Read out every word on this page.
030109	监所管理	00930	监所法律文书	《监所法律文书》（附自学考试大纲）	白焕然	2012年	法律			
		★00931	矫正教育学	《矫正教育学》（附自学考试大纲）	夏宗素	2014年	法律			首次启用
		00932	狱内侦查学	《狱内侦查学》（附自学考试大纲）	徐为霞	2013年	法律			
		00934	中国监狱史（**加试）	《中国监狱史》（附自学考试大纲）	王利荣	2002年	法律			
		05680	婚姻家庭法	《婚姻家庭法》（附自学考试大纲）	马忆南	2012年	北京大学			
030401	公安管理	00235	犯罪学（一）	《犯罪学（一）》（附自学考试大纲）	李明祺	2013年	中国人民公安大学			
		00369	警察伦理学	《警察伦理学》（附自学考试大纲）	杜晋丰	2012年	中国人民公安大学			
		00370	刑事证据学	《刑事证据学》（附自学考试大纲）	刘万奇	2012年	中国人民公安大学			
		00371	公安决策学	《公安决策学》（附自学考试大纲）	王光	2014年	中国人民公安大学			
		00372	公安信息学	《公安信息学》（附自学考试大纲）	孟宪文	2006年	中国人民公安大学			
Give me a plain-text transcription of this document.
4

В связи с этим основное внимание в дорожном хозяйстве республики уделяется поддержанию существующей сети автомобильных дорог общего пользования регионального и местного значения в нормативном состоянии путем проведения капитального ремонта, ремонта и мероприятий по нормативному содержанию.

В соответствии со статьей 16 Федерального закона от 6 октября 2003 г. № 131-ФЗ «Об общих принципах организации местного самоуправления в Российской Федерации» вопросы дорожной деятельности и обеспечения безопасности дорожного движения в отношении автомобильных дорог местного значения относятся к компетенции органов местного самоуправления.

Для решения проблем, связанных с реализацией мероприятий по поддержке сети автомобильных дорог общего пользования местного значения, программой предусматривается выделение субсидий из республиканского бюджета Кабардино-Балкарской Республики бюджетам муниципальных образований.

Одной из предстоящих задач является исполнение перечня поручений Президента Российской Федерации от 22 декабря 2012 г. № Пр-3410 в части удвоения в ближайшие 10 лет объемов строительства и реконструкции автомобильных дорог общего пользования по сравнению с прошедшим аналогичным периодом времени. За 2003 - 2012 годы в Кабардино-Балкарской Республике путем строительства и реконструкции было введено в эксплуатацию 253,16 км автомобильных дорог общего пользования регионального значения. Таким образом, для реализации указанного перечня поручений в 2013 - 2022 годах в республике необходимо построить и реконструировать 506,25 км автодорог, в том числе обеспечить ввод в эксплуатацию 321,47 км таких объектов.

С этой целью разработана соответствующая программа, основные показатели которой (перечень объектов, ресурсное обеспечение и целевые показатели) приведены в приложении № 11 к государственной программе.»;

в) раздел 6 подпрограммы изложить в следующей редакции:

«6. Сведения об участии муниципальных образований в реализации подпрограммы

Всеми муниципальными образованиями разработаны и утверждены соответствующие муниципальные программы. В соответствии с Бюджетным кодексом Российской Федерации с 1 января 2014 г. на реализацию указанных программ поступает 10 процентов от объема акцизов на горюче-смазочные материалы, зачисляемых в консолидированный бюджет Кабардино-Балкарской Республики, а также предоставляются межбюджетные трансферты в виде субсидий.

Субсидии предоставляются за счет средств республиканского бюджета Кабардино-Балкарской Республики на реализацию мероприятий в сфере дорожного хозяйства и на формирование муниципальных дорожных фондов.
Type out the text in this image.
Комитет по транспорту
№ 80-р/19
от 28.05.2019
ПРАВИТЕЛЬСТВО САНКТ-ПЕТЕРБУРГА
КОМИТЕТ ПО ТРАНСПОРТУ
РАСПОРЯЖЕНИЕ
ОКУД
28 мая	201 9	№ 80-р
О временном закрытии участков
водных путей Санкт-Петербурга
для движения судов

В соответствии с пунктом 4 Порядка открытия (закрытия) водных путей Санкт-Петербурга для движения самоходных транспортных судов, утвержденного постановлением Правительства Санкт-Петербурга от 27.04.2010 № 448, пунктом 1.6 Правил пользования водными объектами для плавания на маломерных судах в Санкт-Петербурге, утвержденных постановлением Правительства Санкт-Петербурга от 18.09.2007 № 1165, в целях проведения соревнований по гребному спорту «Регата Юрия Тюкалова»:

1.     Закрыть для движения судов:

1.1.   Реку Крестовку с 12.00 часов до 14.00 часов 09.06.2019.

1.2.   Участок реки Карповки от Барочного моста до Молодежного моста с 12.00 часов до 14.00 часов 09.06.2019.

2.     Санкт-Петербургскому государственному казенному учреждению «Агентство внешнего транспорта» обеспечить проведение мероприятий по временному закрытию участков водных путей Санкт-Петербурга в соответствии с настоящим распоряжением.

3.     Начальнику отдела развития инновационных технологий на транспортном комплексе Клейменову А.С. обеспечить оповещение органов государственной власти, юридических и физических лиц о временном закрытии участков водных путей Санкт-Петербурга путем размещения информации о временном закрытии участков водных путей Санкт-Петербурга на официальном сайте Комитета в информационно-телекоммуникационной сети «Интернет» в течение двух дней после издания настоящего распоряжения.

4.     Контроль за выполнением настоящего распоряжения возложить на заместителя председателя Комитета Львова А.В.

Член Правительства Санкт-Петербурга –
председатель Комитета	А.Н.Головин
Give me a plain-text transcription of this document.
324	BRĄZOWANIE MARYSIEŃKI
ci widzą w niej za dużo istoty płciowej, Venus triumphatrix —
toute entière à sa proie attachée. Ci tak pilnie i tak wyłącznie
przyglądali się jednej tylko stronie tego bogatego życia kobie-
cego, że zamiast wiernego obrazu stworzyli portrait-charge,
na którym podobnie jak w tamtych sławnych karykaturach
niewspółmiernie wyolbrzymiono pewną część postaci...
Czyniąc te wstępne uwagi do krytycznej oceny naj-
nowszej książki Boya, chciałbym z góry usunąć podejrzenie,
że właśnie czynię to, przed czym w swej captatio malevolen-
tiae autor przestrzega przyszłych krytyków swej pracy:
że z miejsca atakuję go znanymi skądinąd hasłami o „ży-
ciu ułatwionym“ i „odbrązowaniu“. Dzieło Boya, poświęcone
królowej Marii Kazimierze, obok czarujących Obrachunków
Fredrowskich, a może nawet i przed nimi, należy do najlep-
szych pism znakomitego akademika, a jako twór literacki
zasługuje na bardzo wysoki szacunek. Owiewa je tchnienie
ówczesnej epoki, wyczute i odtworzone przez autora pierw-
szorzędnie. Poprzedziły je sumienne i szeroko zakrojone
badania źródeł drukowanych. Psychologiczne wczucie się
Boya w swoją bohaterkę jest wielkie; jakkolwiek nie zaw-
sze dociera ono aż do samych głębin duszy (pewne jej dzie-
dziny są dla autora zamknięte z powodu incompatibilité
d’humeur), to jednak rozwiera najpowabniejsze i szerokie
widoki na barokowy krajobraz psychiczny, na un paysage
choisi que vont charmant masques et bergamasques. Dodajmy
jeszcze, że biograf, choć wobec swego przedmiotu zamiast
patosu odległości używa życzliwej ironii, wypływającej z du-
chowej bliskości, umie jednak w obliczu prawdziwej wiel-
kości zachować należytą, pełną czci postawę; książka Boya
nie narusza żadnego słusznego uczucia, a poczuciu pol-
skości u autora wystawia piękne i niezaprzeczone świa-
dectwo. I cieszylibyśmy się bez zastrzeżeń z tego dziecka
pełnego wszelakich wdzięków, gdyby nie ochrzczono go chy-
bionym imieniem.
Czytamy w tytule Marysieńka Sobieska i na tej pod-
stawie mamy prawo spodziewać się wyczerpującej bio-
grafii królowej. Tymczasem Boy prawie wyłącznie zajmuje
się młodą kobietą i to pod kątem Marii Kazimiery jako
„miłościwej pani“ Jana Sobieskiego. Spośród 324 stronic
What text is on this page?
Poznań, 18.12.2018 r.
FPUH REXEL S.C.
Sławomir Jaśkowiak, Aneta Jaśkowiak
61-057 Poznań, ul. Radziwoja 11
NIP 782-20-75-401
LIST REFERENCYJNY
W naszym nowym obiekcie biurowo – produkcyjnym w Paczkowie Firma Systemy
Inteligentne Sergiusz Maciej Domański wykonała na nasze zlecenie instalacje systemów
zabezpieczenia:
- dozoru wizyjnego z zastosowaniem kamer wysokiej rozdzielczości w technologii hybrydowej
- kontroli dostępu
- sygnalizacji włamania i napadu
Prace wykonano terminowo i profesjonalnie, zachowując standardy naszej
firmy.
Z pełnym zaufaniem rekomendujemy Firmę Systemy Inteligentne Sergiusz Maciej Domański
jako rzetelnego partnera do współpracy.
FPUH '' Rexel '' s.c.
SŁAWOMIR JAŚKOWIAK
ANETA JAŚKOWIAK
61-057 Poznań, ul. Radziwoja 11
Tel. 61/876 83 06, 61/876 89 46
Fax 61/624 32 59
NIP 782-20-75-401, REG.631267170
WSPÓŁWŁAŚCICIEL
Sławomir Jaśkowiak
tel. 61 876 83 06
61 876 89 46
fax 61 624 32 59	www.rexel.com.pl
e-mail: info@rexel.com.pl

What is asked: Repeat, character for character, the lines from the one that holds "What text is on this page?" to the final line of the material, inclusive, and no other lines.

Answer to the problem:
What text is on this page?
Poznań, 18.12.2018 r.
FPUH REXEL S.C.
Sławomir Jaśkowiak, Aneta Jaśkowiak
61-057 Poznań, ul. Radziwoja 11
NIP 782-20-75-401
LIST REFERENCYJNY
W naszym nowym obiekcie biurowo – produkcyjnym w Paczkowie Firma Systemy
Inteligentne Sergiusz Maciej Domański wykonała na nasze zlecenie instalacje systemów
zabezpieczenia:
- dozoru wizyjnego z zastosowaniem kamer wysokiej rozdzielczości w technologii hybrydowej
- kontroli dostępu
- sygnalizacji włamania i napadu
Prace wykonano terminowo i profesjonalnie, zachowując standardy naszej
firmy.
Z pełnym zaufaniem rekomendujemy Firmę Systemy Inteligentne Sergiusz Maciej Domański
jako rzetelnego partnera do współpracy.
FPUH '' Rexel '' s.c.
SŁAWOMIR JAŚKOWIAK
ANETA JAŚKOWIAK
61-057 Poznań, ul. Radziwoja 11
Tel. 61/876 83 06, 61/876 89 46
Fax 61/624 32 59
NIP 782-20-75-401, REG.631267170
WSPÓŁWŁAŚCICIEL
Sławomir Jaśkowiak
tel. 61 876 83 06
61 876 89 46
fax 61 624 32 59	www.rexel.com.pl
e-mail: info@rexel.com.pl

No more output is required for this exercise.